→ **Exercise**
Search the listing below for "wird". Copy each matching line.

:: Input material

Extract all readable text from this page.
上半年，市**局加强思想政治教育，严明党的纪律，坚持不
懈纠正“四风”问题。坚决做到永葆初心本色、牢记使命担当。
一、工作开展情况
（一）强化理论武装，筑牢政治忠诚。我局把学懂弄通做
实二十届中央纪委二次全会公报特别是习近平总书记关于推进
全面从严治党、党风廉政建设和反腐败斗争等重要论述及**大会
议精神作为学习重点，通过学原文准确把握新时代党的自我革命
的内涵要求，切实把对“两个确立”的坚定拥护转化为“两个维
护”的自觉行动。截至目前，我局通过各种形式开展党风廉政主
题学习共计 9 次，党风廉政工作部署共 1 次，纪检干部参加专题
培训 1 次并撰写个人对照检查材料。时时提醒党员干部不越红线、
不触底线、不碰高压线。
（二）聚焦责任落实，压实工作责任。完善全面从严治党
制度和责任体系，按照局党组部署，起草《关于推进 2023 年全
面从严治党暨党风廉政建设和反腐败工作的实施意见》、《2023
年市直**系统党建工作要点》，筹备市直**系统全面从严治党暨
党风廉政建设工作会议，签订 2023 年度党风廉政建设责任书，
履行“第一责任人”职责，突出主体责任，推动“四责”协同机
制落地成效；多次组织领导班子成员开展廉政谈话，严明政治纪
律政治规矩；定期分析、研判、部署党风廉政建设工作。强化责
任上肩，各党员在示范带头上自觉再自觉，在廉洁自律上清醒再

::::
:: Input material

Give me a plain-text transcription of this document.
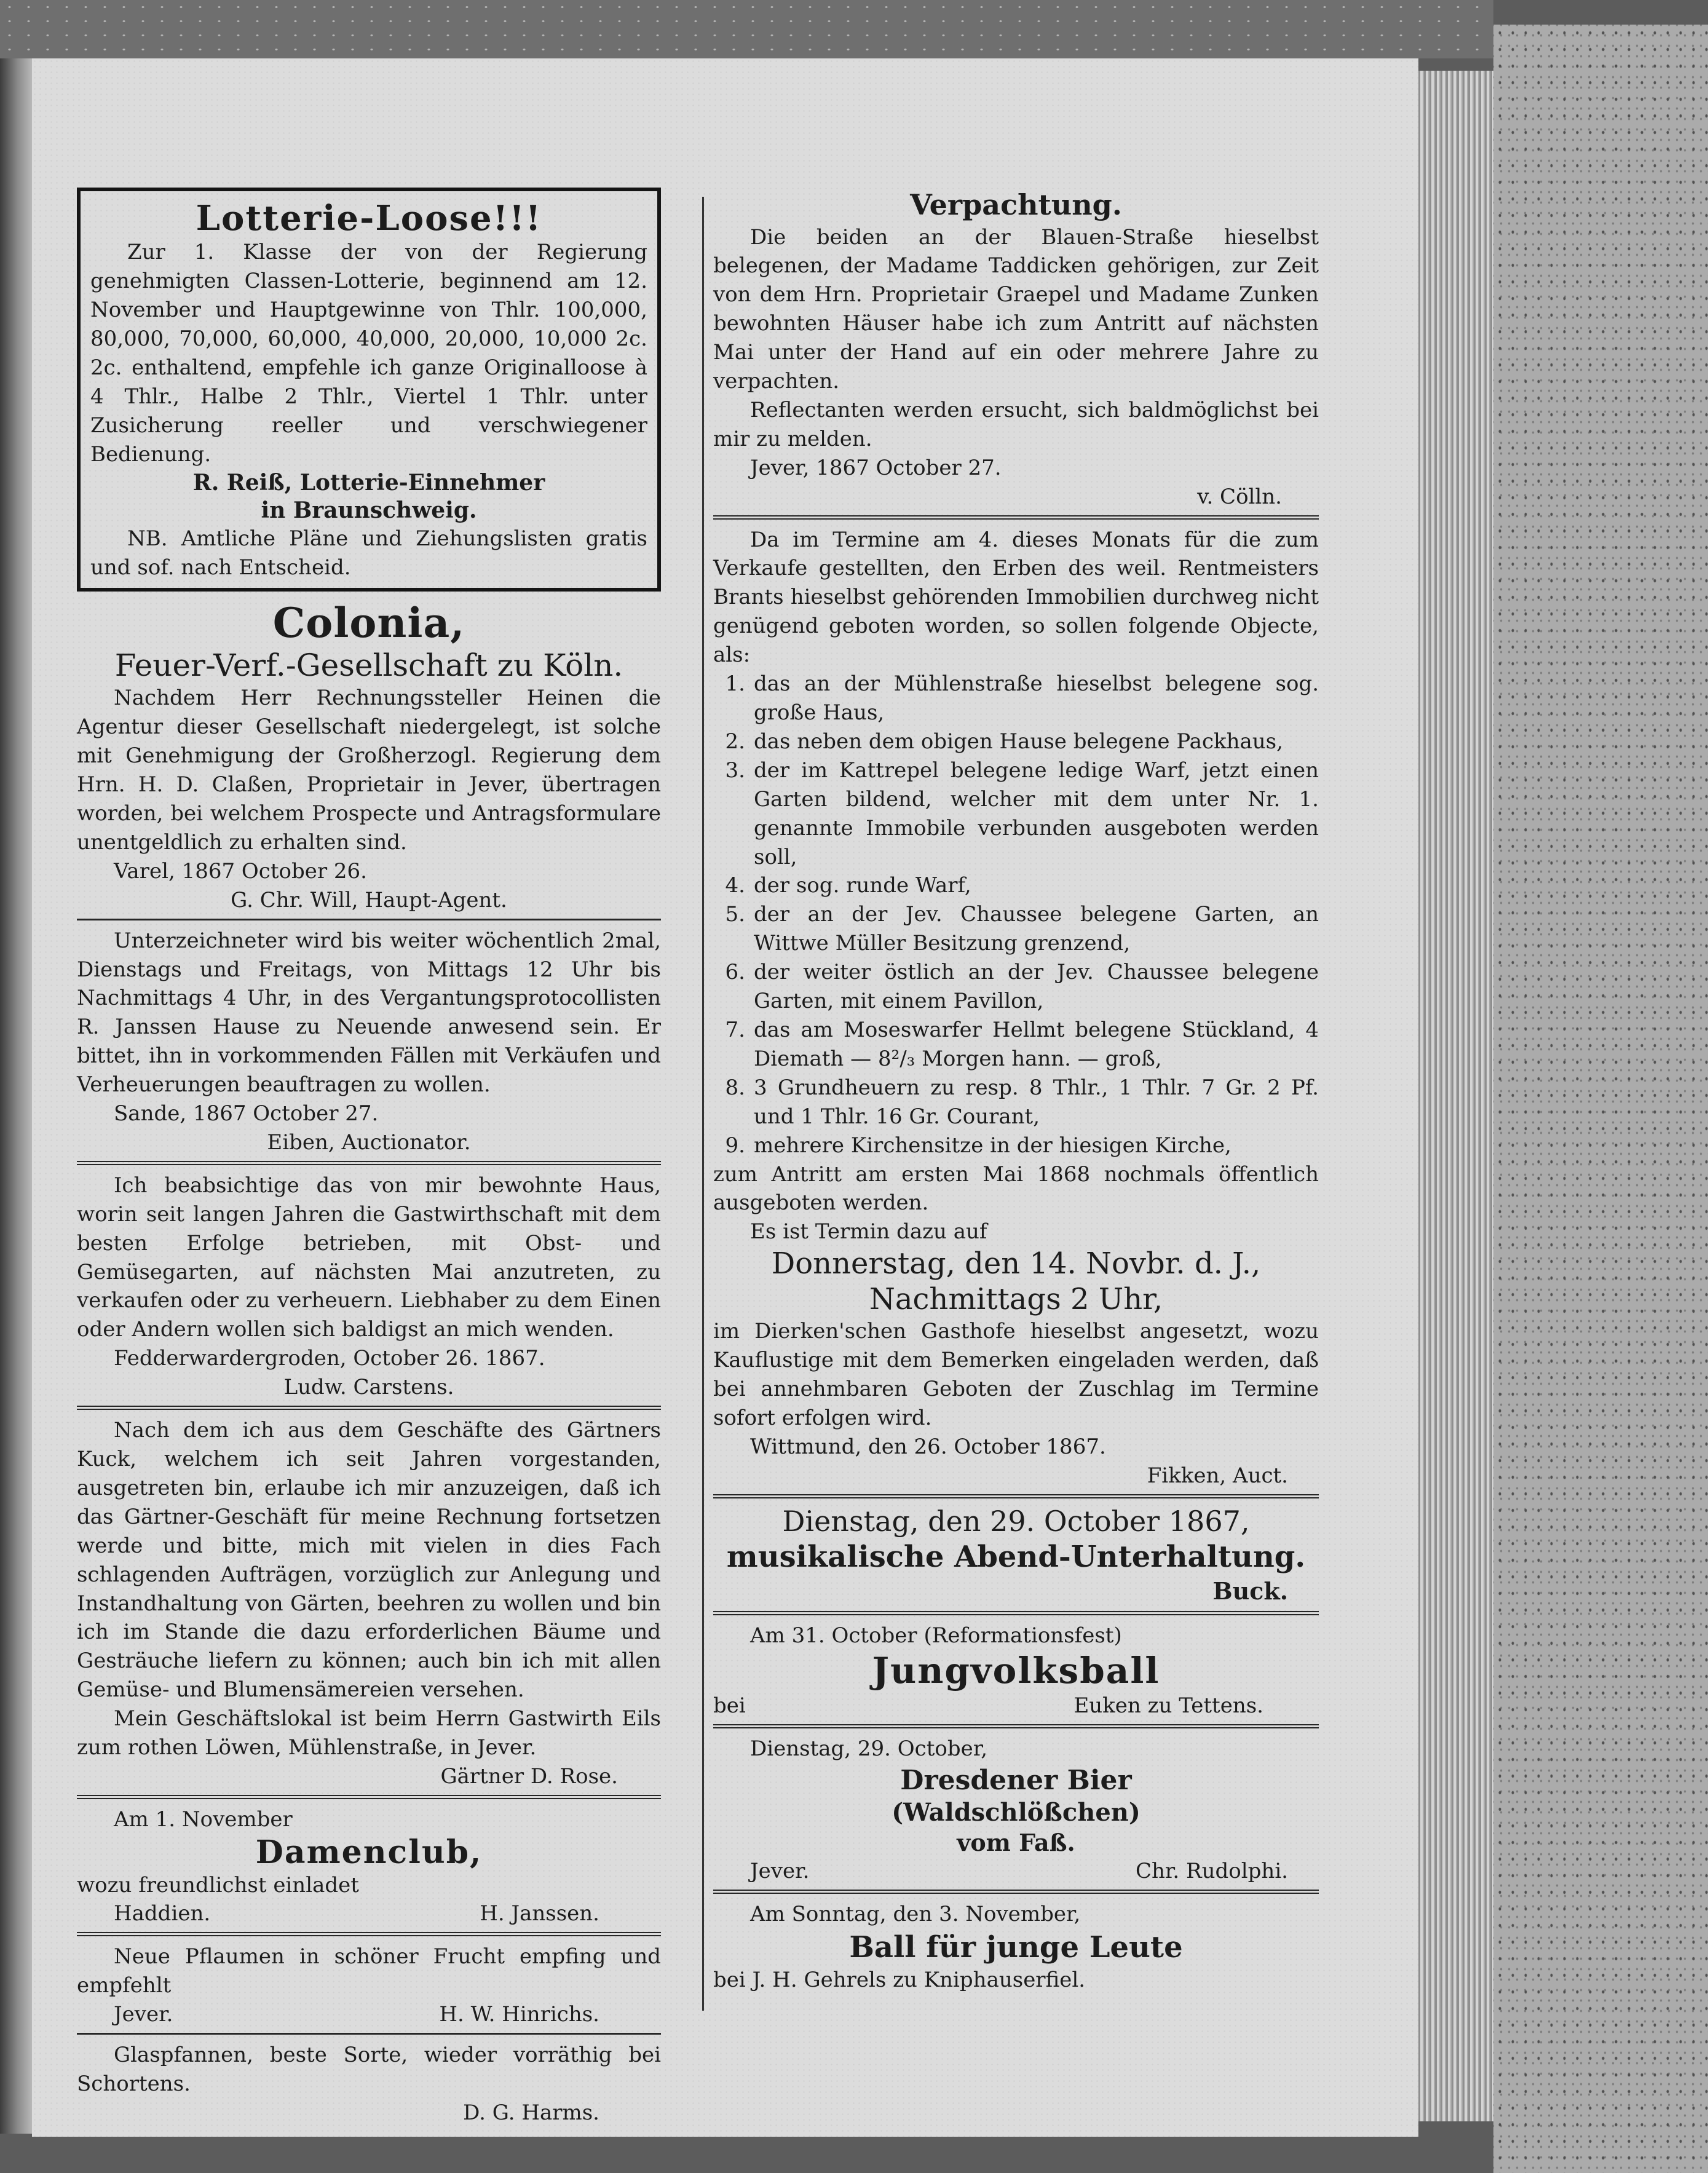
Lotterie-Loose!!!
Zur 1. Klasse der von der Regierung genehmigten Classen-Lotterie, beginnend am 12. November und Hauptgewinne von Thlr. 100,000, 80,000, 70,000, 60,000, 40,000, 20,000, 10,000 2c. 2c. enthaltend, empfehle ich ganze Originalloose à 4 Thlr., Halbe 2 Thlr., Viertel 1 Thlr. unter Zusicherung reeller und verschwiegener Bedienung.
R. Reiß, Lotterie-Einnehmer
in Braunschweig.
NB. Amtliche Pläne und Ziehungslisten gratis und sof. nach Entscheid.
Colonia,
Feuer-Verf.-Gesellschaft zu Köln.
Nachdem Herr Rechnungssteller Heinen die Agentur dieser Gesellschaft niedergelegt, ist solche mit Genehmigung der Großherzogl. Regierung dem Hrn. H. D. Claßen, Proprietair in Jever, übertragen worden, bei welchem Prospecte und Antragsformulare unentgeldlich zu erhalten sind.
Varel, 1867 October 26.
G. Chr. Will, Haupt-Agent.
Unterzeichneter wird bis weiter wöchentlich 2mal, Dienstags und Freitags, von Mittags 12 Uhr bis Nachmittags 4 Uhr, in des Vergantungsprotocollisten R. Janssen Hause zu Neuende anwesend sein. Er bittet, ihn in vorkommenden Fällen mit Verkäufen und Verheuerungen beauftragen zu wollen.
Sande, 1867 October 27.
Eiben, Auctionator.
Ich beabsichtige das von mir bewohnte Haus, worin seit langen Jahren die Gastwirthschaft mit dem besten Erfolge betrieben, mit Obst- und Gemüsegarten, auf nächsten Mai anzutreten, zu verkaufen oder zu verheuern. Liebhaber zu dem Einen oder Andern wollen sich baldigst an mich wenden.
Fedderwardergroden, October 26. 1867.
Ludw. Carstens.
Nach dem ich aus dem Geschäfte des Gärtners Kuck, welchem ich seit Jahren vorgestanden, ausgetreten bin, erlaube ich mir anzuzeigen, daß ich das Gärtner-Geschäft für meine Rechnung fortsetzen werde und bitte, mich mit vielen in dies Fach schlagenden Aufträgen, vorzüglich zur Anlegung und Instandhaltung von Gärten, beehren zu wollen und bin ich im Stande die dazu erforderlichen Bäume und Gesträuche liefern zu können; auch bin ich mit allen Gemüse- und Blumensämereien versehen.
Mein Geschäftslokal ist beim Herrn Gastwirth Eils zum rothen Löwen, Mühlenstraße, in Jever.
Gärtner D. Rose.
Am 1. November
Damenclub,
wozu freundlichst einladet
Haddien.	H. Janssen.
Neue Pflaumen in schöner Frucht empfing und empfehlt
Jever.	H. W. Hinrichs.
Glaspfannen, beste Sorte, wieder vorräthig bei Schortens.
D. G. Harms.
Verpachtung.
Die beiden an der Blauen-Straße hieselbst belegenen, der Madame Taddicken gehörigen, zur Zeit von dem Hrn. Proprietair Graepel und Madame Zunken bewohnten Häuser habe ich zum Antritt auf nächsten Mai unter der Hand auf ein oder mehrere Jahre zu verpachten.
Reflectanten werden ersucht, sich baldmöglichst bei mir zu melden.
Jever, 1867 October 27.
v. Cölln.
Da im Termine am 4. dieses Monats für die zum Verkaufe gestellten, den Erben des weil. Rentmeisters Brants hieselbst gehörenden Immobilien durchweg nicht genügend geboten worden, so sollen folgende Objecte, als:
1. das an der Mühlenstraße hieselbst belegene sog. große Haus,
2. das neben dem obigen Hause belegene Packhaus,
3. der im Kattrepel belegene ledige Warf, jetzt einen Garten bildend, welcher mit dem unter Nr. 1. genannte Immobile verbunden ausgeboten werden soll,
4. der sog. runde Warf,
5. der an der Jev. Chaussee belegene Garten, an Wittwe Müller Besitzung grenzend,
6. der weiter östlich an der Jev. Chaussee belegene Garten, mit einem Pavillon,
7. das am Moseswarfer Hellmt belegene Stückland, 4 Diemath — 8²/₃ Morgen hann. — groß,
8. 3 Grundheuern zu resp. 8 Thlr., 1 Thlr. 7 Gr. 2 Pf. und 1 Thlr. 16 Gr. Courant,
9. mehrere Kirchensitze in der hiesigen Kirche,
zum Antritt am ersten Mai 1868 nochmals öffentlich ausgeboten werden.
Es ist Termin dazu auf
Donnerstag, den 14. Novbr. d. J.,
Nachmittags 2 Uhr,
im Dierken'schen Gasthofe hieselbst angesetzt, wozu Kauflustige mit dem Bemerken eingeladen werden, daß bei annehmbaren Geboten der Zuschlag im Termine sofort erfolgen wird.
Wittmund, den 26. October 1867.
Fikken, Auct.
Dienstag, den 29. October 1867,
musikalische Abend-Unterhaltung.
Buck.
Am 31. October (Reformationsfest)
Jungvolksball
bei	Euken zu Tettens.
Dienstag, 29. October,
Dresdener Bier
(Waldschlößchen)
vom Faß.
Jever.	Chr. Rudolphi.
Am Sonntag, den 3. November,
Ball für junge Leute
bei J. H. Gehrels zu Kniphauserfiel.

::::

→ **Task result**
Unterzeichneter wird bis weiter wöchentlich 2mal, Dienstags und Freitags, von Mittags 12 Uhr bis Nachmittags 4 Uhr, in des Vergantungsprotocollisten R. Janssen Hause zu Neuende anwesend sein. Er bittet, ihn in vorkommenden Fällen mit Verkäufen und Verheuerungen beauftragen zu wollen.
im Dierken'schen Gasthofe hieselbst angesetzt, wozu Kauflustige mit dem Bemerken eingeladen werden, daß bei annehmbaren Geboten der Zuschlag im Termine sofort erfolgen wird.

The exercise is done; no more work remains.